# PROVIDED MATERIAL
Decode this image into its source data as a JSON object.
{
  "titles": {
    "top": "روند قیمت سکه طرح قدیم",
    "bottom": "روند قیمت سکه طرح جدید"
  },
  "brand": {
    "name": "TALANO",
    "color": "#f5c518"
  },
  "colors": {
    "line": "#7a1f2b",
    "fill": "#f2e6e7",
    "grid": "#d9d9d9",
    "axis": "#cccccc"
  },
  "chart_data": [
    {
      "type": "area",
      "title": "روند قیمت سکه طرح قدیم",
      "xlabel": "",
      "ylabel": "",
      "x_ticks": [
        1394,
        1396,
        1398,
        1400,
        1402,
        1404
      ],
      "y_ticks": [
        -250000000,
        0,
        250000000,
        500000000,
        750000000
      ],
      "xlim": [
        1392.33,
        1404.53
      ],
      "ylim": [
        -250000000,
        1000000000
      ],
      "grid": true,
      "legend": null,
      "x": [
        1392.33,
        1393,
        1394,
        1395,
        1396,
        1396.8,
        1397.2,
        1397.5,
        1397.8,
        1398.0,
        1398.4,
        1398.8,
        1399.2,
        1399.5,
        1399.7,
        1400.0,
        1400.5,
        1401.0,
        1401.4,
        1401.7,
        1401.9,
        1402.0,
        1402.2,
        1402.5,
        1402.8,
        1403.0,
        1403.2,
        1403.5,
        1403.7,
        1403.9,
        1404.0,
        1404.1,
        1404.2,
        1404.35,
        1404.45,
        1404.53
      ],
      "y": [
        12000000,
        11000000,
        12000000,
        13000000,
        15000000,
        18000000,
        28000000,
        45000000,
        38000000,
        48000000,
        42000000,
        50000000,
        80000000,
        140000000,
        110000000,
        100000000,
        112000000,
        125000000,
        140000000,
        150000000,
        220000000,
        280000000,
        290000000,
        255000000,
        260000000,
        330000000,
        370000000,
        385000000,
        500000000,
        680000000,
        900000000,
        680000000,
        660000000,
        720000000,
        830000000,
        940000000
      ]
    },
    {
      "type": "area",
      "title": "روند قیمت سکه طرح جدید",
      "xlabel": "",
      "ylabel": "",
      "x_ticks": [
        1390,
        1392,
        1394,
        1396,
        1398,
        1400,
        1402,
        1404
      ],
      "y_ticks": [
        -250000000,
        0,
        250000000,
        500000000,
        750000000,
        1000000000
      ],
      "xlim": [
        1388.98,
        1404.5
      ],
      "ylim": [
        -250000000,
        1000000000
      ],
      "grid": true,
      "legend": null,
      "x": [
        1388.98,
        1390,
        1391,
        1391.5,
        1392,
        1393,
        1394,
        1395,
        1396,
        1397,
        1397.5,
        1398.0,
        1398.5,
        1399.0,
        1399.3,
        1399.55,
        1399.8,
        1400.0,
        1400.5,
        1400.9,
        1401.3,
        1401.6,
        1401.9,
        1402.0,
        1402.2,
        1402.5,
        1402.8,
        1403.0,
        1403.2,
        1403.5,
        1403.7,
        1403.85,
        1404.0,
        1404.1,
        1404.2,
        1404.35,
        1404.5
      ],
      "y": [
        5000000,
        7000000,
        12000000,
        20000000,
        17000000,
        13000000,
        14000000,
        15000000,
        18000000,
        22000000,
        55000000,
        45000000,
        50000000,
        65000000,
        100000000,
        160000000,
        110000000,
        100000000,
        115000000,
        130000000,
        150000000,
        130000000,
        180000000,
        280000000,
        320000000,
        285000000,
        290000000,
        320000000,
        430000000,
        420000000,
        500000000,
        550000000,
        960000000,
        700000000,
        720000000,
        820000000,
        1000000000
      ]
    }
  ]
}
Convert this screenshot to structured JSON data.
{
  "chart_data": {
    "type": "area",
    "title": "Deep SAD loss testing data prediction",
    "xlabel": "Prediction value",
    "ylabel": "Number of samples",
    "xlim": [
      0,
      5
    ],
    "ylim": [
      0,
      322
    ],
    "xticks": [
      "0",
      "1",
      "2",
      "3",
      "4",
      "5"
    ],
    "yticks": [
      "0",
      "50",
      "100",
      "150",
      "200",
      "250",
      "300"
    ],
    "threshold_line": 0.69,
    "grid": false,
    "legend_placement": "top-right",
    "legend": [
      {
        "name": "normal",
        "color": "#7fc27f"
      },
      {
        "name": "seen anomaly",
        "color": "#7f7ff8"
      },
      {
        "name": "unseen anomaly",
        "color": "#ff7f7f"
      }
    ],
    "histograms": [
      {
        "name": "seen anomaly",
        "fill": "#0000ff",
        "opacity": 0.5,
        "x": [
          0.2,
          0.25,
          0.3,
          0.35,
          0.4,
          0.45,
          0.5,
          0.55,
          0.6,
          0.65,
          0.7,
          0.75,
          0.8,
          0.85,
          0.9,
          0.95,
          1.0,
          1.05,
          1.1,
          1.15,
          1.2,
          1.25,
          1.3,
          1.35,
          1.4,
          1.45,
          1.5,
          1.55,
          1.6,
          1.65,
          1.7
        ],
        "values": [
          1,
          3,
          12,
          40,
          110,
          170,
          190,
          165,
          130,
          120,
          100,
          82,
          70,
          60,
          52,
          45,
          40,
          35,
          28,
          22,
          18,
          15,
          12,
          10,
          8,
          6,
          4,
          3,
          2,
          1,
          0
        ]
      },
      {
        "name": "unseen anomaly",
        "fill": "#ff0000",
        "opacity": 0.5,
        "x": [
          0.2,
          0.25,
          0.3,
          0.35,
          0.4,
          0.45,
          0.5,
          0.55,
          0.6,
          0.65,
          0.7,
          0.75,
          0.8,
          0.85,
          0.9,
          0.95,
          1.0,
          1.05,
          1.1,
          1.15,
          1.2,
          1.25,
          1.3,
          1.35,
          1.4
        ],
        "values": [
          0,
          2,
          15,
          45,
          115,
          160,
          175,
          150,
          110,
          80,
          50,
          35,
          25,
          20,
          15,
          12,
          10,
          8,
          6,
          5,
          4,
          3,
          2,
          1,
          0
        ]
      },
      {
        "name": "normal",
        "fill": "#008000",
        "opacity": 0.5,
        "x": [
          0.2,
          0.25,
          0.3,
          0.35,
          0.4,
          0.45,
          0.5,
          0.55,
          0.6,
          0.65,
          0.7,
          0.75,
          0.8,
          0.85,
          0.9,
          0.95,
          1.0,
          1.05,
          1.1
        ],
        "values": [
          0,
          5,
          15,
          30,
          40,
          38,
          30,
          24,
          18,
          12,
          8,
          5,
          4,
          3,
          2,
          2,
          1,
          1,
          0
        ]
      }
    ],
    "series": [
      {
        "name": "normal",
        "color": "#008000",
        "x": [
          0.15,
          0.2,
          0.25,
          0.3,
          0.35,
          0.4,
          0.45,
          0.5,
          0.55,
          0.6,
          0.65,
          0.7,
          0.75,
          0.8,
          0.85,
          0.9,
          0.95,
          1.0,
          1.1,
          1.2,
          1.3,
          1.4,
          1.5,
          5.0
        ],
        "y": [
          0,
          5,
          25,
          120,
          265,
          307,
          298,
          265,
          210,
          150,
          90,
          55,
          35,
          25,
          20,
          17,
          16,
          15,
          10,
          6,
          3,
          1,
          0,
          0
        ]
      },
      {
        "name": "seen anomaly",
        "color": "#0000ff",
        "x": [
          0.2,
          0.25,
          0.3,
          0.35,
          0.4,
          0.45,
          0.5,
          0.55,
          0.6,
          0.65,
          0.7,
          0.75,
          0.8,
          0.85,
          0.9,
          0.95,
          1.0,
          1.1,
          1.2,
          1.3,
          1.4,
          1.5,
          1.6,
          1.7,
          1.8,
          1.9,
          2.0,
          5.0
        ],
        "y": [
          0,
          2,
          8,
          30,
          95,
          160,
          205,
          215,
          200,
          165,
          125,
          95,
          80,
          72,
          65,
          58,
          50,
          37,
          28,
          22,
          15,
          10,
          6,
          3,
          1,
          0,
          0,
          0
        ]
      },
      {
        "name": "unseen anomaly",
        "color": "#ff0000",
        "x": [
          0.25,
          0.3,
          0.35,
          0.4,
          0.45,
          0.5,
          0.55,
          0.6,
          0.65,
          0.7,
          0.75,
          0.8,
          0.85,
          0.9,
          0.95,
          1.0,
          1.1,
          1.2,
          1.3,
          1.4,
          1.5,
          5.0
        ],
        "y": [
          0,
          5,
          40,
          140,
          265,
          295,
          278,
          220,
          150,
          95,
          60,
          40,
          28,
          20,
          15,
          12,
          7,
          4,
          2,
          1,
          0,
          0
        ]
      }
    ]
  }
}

# REQUIRED WORK
Search the records above for the string "grid". Copy every line that contains it.

# FULL SOLUTION
    "grid": "#d9d9d9",
      "grid": true,
      "grid": true,
    "grid": false,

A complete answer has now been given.